● Job: Exactly repeat the material, dropping only the pictures.

● Listing:
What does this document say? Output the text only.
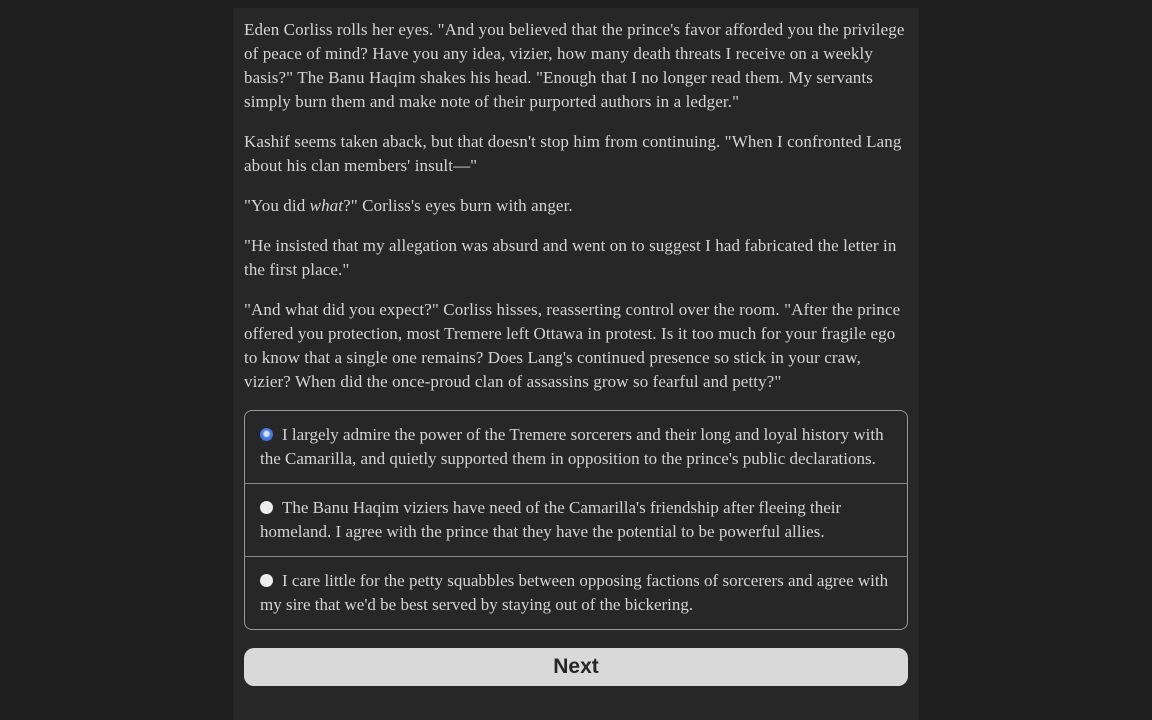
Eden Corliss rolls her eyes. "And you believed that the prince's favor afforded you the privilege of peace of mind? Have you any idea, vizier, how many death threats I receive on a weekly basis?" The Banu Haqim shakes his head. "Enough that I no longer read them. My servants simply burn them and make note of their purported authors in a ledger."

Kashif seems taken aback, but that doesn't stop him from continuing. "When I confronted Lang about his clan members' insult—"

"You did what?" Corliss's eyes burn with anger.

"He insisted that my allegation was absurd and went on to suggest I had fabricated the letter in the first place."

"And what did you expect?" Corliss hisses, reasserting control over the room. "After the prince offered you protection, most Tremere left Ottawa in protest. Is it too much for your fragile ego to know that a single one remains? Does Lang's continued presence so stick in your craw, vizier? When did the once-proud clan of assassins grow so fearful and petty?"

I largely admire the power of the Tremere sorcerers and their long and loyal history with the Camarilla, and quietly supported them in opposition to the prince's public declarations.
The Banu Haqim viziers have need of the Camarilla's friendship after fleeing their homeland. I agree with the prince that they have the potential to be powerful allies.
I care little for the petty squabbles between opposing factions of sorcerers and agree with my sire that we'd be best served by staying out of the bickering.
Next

● Response for this exercise:
What does this document say? Output the text only.
Eden Corliss rolls her eyes. "And you believed that the prince's favor afforded you the privilege of peace of mind? Have you any idea, vizier, how many death threats I receive on a weekly basis?" The Banu Haqim shakes his head. "Enough that I no longer read them. My servants simply burn them and make note of their purported authors in a ledger."

Kashif seems taken aback, but that doesn't stop him from continuing. "When I confronted Lang about his clan members' insult—"

"You did what?" Corliss's eyes burn with anger.

"He insisted that my allegation was absurd and went on to suggest I had fabricated the letter in the first place."

"And what did you expect?" Corliss hisses, reasserting control over the room. "After the prince offered you protection, most Tremere left Ottawa in protest. Is it too much for your fragile ego to know that a single one remains? Does Lang's continued presence so stick in your craw, vizier? When did the once-proud clan of assassins grow so fearful and petty?"

I largely admire the power of the Tremere sorcerers and their long and loyal history with the Camarilla, and quietly supported them in opposition to the prince's public declarations.
The Banu Haqim viziers have need of the Camarilla's friendship after fleeing their homeland. I agree with the prince that they have the potential to be powerful allies.
I care little for the petty squabbles between opposing factions of sorcerers and agree with my sire that we'd be best served by staying out of the bickering.
Next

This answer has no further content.